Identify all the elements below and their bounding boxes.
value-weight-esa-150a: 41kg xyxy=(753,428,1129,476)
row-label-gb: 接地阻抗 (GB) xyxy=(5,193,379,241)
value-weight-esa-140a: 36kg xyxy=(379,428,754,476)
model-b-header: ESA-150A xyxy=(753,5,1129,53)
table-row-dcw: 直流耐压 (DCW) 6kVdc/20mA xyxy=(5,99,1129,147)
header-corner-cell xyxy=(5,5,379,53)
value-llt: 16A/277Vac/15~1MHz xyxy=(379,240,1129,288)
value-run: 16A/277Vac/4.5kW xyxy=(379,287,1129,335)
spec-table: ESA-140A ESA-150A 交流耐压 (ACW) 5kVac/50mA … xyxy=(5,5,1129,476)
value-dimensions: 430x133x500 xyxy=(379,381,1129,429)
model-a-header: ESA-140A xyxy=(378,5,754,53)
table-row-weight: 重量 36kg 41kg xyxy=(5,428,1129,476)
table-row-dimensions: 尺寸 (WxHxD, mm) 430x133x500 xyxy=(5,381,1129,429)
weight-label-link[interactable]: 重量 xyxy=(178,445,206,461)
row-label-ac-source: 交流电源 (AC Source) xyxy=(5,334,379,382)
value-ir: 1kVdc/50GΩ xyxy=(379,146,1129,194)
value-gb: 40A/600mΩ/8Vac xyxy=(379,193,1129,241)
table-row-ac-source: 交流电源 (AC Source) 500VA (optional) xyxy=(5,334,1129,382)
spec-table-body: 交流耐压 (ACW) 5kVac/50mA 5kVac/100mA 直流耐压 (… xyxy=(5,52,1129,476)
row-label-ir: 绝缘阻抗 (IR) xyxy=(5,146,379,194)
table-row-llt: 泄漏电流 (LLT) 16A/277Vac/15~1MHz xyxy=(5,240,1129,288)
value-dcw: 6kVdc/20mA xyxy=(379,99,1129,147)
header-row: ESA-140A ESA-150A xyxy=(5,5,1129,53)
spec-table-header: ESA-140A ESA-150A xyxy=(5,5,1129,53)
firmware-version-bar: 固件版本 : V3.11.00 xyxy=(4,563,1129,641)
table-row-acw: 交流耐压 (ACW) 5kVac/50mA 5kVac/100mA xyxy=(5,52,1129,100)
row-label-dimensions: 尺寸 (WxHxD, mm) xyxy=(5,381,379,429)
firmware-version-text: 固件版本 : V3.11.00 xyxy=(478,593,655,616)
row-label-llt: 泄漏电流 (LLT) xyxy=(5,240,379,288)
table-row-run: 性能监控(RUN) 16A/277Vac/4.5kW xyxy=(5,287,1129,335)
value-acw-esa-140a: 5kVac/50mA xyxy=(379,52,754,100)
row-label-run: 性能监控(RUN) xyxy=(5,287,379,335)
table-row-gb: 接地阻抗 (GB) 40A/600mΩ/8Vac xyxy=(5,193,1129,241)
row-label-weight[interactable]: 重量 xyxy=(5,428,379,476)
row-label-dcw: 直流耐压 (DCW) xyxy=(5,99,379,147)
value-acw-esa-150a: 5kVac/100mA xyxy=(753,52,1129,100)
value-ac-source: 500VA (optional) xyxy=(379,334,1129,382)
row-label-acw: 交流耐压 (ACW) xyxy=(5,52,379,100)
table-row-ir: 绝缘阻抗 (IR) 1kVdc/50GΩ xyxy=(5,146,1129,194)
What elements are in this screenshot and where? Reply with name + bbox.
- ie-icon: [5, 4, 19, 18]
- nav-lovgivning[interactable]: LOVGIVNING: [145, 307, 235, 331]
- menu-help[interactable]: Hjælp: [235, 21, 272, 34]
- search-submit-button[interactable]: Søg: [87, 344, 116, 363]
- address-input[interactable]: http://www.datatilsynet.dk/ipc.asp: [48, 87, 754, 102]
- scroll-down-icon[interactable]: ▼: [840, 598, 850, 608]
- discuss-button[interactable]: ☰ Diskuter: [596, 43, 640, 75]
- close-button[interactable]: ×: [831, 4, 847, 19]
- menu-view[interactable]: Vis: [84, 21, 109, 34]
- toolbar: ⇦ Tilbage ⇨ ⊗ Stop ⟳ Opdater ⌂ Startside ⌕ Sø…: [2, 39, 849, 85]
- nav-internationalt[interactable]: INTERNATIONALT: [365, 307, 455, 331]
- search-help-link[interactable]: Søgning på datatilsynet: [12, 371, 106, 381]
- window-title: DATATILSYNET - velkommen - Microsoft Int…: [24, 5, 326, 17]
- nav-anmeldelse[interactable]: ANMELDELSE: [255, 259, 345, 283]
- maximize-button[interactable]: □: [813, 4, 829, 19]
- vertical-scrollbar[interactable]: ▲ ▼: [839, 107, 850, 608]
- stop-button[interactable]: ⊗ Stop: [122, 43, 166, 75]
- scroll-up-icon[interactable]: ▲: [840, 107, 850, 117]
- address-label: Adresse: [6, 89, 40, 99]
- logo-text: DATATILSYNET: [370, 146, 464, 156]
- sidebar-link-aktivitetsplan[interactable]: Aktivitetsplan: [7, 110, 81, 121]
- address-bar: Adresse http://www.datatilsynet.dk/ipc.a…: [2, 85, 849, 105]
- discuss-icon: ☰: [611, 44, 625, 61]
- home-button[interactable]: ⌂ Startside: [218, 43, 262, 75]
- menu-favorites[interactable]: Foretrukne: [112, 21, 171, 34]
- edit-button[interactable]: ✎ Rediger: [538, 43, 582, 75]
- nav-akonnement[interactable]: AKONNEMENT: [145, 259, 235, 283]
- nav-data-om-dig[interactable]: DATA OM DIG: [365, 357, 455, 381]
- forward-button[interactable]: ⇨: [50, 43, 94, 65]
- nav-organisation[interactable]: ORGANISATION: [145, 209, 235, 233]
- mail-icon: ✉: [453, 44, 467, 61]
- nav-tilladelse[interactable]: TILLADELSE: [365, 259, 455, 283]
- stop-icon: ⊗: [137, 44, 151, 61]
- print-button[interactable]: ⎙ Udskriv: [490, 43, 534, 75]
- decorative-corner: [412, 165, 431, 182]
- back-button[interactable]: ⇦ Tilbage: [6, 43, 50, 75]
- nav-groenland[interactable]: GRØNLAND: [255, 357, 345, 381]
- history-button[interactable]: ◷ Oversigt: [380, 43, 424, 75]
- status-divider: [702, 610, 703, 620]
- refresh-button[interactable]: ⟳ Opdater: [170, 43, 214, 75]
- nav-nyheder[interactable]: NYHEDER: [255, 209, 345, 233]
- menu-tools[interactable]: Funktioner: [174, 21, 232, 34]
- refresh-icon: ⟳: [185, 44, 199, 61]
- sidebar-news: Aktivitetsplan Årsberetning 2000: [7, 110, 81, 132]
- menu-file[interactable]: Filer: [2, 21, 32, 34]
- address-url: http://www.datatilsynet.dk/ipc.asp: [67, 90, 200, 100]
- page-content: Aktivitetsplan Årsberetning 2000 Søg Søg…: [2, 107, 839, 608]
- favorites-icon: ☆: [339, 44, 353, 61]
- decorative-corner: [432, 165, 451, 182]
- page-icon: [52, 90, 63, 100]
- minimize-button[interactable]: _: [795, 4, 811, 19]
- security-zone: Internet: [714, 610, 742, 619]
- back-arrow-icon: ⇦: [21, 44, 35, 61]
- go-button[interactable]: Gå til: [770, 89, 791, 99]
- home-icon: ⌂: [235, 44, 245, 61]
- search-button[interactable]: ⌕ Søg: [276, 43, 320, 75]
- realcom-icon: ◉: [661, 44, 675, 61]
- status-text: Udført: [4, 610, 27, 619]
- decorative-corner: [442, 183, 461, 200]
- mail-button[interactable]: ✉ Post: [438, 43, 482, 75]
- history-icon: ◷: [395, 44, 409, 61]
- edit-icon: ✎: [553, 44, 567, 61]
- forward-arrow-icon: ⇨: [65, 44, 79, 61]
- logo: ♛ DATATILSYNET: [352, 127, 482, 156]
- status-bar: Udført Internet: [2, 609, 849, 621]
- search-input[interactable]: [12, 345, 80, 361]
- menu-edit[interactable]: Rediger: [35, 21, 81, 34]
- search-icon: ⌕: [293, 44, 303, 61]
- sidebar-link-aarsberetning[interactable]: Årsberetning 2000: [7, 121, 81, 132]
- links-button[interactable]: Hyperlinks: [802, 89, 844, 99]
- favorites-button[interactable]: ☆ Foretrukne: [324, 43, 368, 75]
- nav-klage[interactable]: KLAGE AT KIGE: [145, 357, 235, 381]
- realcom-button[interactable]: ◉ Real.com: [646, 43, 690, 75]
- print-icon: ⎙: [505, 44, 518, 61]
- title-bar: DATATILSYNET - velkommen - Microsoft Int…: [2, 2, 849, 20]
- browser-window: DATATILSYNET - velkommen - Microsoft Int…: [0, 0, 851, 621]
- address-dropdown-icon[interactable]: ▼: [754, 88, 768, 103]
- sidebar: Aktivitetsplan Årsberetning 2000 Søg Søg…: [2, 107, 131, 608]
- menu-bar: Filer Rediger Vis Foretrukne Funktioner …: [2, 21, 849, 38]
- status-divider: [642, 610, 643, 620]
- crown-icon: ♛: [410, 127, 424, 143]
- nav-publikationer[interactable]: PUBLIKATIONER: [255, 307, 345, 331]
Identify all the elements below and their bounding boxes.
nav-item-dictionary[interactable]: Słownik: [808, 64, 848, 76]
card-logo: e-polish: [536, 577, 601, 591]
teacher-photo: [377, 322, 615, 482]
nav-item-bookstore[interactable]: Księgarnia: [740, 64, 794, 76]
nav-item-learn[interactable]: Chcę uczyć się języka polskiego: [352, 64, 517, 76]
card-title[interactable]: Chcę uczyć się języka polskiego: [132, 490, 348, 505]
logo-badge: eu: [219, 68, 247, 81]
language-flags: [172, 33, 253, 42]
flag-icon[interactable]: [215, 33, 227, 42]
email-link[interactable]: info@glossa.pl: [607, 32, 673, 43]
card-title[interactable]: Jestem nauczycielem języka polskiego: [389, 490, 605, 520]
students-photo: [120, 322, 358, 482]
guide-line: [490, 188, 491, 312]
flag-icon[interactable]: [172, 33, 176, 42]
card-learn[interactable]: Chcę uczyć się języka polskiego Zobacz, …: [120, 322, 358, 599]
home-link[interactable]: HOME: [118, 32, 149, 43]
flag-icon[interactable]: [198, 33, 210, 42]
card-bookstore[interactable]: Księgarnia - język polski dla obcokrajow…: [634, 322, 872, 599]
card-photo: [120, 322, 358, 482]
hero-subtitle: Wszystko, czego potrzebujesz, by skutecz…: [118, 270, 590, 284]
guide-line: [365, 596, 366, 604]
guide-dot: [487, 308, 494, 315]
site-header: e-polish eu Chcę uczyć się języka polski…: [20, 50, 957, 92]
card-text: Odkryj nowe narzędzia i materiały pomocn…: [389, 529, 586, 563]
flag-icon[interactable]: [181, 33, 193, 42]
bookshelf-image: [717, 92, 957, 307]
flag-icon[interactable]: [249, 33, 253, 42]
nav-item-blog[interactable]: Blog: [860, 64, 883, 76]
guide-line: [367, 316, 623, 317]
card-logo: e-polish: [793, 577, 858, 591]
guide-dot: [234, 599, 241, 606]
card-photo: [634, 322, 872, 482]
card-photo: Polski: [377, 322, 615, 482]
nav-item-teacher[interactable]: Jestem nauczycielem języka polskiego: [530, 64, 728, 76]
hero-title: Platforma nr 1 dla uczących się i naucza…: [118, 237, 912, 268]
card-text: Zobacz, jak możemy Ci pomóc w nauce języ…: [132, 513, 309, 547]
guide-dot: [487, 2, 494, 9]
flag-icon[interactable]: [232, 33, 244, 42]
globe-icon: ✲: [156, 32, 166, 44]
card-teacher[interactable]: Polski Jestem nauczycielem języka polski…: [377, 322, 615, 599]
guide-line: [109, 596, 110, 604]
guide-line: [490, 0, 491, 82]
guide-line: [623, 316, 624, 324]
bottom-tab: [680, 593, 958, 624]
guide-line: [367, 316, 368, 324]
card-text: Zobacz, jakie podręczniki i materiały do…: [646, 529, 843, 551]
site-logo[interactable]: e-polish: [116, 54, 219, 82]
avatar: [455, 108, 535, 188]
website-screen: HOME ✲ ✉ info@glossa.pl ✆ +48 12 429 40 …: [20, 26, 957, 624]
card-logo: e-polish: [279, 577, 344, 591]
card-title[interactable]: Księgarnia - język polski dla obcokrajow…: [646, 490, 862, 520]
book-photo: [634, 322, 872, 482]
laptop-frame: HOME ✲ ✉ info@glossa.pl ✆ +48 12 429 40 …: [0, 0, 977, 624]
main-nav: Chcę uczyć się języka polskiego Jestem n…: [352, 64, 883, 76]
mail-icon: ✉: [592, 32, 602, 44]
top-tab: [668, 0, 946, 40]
######
### Short exercise
Reproduce the listing above verbatim, from its first line through the line containing "value-weight-esa-140a: 36kg xyxy=(379,428,754,476)", including both of those lines.

### The result
Identify all the elements below and their bounding boxes.
value-weight-esa-150a: 41kg xyxy=(753,428,1129,476)
row-label-gb: 接地阻抗 (GB) xyxy=(5,193,379,241)
value-weight-esa-140a: 36kg xyxy=(379,428,754,476)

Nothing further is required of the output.